→ **Selected text**
_ _ _ _ _
Unified communications finally meets SOA

After all, it's SOA. The idea is lots of stuff working together; drag and drop interfaces for bringing services together. The payoff is business process efficiency and flexibility.
Written by Dana Gardner, Contributor

Voice communications and enterprise applications have been close neighbors on hundreds of millions of desktops (the telephone sitting right next to the PC), with nothing between them but stale air and a pencil cup.

Sure CTI has had some spotty payoffs. And while unified communications swallowed up huge VC investments over the past 10 years, few communications are today actually unified. How to finally bring applications and communications together? Well, SOA, of course.

Now, I know, SOA has been called on to fix everything from acne to loose dentures. But in the case of the long-awaited convergence between IP communications and increasingly open applications, SOA does actually provide a powerful catalyst to what I call "open API unified communications." It's the opening of the APIs and the concurrent break-up of monolithic applications into services that makes all the difference in bringing IP communications into applications, workflow, and business process efficiency.

Why not deliver VOIP and associated unified communications benefits as a service from your datacenter? If you're going to use SOA for applications, and you're moving to IP for more communications, then why not leverage the two for a higher productivity payoff? Why not give your developers graphical tools to bring these hitherto-fore disparate worlds together?
_ _ _ _ _
→ **Information provided**
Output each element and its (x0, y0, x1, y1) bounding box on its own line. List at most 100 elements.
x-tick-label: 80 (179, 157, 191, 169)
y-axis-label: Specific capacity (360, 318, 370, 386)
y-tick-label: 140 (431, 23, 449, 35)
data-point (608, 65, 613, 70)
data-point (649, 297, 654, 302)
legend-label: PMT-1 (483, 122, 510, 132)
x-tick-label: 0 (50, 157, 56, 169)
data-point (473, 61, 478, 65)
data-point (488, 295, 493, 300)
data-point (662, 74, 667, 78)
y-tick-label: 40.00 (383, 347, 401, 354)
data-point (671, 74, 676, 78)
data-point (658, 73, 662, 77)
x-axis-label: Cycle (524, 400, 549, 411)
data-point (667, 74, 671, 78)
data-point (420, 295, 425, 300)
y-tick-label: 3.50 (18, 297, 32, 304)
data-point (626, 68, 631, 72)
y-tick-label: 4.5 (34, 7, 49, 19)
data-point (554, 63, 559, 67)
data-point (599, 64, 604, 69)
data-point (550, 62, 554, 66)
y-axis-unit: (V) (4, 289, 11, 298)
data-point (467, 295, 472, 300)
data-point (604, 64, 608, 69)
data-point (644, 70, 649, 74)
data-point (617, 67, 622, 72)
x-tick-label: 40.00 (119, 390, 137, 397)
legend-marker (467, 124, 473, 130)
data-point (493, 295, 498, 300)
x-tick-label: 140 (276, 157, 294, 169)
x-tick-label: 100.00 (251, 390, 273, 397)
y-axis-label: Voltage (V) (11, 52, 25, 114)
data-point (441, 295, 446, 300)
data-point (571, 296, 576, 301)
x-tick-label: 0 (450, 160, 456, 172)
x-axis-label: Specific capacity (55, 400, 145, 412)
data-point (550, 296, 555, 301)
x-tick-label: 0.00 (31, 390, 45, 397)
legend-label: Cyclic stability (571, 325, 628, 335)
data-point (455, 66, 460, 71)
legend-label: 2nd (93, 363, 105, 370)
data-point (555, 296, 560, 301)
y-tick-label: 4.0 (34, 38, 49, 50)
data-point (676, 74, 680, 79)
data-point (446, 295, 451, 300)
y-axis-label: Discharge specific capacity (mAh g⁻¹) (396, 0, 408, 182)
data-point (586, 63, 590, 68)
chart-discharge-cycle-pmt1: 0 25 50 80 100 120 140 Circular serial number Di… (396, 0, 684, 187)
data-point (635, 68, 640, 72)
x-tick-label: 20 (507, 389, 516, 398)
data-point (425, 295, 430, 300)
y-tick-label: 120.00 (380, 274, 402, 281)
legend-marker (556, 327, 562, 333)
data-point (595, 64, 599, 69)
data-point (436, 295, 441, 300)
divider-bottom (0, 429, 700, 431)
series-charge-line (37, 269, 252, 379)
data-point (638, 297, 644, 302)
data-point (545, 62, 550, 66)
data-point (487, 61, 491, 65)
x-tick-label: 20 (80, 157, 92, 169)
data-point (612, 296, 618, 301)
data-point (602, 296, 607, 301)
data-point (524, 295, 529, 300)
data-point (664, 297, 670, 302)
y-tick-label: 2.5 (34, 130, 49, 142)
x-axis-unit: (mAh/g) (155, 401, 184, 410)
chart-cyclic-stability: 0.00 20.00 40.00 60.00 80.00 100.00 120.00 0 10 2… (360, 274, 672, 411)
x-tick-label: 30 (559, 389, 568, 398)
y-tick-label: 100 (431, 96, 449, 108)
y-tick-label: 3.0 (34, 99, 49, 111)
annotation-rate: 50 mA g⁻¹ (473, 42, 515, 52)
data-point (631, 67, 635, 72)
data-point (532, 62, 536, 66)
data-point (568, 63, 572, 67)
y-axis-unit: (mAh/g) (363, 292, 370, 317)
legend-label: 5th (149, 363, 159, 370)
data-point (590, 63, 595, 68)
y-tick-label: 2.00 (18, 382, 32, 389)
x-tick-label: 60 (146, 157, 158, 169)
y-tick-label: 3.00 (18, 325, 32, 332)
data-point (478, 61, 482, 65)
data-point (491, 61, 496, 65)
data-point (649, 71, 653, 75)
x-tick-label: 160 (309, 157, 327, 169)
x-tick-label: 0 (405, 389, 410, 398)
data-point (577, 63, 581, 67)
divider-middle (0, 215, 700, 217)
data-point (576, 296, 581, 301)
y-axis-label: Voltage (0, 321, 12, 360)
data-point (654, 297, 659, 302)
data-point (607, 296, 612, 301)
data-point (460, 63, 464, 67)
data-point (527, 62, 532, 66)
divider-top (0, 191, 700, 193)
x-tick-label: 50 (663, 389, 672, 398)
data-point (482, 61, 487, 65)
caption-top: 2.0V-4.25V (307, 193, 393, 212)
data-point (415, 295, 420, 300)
_ _ _ _ _
→ **Tasks to perform**
- a) Shorten the paragraph that starts "Now, I know, SOA has been called on" in the article on unified communications and SOA, keeping its main facts.
- b) From the article on unified communications and SOA, print everything from "Sure CTI has" down to "business process efficiency.".

→ **Responses by item number**
- a) SOA gets pitched as a fix for everything. Still, it really does speed up the long-awaited merging of IP communications with more open applications, which the writer calls "open API unified communications." The key is opening up the APIs while breaking big, single-block applications into services. That is what brings IP communications into applications, workflow and efficient business processes.

- b)
Sure CTI has had some spotty payoffs. And while unified communications swallowed up huge VC investments over the past 10 years, few communications are today actually unified. How to finally bring applications and communications together? Well, SOA, of course.

Now, I know, SOA has been called on to fix everything from acne to loose dentures. But in the case of the long-awaited convergence between IP communications and increasingly open applications, SOA does actually provide a powerful catalyst to what I call "open API unified communications." It's the opening of the APIs and the concurrent break-up of monolithic applications into services that makes all the difference in bringing IP communications into applications, workflow, and business process efficiency.